Exercise inputs:
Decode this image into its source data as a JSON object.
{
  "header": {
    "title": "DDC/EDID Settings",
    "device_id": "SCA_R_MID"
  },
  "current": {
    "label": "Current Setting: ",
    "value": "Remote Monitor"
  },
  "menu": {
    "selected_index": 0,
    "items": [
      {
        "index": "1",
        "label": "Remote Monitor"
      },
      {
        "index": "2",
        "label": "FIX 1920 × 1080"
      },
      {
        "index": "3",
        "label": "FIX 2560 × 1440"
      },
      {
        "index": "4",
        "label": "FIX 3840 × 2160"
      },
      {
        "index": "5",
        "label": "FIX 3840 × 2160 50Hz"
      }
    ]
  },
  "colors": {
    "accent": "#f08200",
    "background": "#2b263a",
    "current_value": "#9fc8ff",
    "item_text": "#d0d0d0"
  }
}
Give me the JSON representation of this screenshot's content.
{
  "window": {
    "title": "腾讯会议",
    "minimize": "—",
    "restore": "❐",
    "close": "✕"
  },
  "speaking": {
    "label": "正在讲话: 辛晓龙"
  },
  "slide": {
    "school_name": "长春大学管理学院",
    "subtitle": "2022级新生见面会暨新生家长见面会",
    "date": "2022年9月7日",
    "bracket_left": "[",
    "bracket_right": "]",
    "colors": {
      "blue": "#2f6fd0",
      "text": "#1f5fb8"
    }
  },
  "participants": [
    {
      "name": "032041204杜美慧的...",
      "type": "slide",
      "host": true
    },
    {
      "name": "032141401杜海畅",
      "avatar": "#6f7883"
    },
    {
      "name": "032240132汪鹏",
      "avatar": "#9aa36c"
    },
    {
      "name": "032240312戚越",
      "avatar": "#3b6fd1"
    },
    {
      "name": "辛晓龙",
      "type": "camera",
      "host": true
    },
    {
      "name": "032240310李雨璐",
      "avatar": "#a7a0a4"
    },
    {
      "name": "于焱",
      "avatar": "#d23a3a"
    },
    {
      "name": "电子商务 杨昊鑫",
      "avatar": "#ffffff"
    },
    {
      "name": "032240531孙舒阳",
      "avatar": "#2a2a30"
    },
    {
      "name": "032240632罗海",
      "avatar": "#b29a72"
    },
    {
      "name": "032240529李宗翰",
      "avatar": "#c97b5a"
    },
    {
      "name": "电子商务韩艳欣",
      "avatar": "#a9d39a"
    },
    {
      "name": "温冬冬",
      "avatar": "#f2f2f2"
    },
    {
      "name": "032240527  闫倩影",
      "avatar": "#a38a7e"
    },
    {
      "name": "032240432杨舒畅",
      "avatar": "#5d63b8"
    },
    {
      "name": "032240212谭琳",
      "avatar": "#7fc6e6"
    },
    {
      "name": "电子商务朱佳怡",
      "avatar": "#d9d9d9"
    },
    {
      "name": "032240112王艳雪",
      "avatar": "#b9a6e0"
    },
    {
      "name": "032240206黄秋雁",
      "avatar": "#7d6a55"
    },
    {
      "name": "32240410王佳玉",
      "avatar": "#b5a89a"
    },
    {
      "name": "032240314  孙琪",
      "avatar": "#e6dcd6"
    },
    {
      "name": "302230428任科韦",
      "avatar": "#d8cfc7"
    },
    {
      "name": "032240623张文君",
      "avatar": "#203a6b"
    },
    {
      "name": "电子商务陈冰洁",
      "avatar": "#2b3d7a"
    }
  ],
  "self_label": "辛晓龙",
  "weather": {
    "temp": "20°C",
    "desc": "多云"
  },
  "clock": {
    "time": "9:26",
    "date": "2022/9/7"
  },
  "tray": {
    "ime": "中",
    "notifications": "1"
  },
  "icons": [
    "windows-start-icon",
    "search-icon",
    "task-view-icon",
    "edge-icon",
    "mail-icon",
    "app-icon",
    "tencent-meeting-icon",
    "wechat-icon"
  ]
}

Given exercise:
Transcribe each entry precisely, missing none.

Final result:
Decode this image into its source data as a JSON object.
{
  "header": {
    "title": "DDC/EDID Settings",
    "device_id": "SCA_R_MID"
  },
  "current": {
    "label": "Current Setting: ",
    "value": "Remote Monitor"
  },
  "menu": {
    "selected_index": 0,
    "items": [
      {
        "index": "1",
        "label": "Remote Monitor"
      },
      {
        "index": "2",
        "label": "FIX 1920 × 1080"
      },
      {
        "index": "3",
        "label": "FIX 2560 × 1440"
      },
      {
        "index": "4",
        "label": "FIX 3840 × 2160"
      },
      {
        "index": "5",
        "label": "FIX 3840 × 2160 50Hz"
      }
    ]
  },
  "colors": {
    "accent": "#f08200",
    "background": "#2b263a",
    "current_value": "#9fc8ff",
    "item_text": "#d0d0d0"
  }
}
Give me the JSON representation of this screenshot's content.
{
  "window": {
    "title": "腾讯会议",
    "minimize": "—",
    "restore": "❐",
    "close": "✕"
  },
  "speaking": {
    "label": "正在讲话: 辛晓龙"
  },
  "slide": {
    "school_name": "长春大学管理学院",
    "subtitle": "2022级新生见面会暨新生家长见面会",
    "date": "2022年9月7日",
    "bracket_left": "[",
    "bracket_right": "]",
    "colors": {
      "blue": "#2f6fd0",
      "text": "#1f5fb8"
    }
  },
  "participants": [
    {
      "name": "032041204杜美慧的...",
      "type": "slide",
      "host": true
    },
    {
      "name": "032141401杜海畅",
      "avatar": "#6f7883"
    },
    {
      "name": "032240132汪鹏",
      "avatar": "#9aa36c"
    },
    {
      "name": "032240312戚越",
      "avatar": "#3b6fd1"
    },
    {
      "name": "辛晓龙",
      "type": "camera",
      "host": true
    },
    {
      "name": "032240310李雨璐",
      "avatar": "#a7a0a4"
    },
    {
      "name": "于焱",
      "avatar": "#d23a3a"
    },
    {
      "name": "电子商务 杨昊鑫",
      "avatar": "#ffffff"
    },
    {
      "name": "032240531孙舒阳",
      "avatar": "#2a2a30"
    },
    {
      "name": "032240632罗海",
      "avatar": "#b29a72"
    },
    {
      "name": "032240529李宗翰",
      "avatar": "#c97b5a"
    },
    {
      "name": "电子商务韩艳欣",
      "avatar": "#a9d39a"
    },
    {
      "name": "温冬冬",
      "avatar": "#f2f2f2"
    },
    {
      "name": "032240527  闫倩影",
      "avatar": "#a38a7e"
    },
    {
      "name": "032240432杨舒畅",
      "avatar": "#5d63b8"
    },
    {
      "name": "032240212谭琳",
      "avatar": "#7fc6e6"
    },
    {
      "name": "电子商务朱佳怡",
      "avatar": "#d9d9d9"
    },
    {
      "name": "032240112王艳雪",
      "avatar": "#b9a6e0"
    },
    {
      "name": "032240206黄秋雁",
      "avatar": "#7d6a55"
    },
    {
      "name": "32240410王佳玉",
      "avatar": "#b5a89a"
    },
    {
      "name": "032240314  孙琪",
      "avatar": "#e6dcd6"
    },
    {
      "name": "302230428任科韦",
      "avatar": "#d8cfc7"
    },
    {
      "name": "032240623张文君",
      "avatar": "#203a6b"
    },
    {
      "name": "电子商务陈冰洁",
      "avatar": "#2b3d7a"
    }
  ],
  "self_label": "辛晓龙",
  "weather": {
    "temp": "20°C",
    "desc": "多云"
  },
  "clock": {
    "time": "9:26",
    "date": "2022/9/7"
  },
  "tray": {
    "ime": "中",
    "notifications": "1"
  },
  "icons": [
    "windows-start-icon",
    "search-icon",
    "task-view-icon",
    "edge-icon",
    "mail-icon",
    "app-icon",
    "tencent-meeting-icon",
    "wechat-icon"
  ]
}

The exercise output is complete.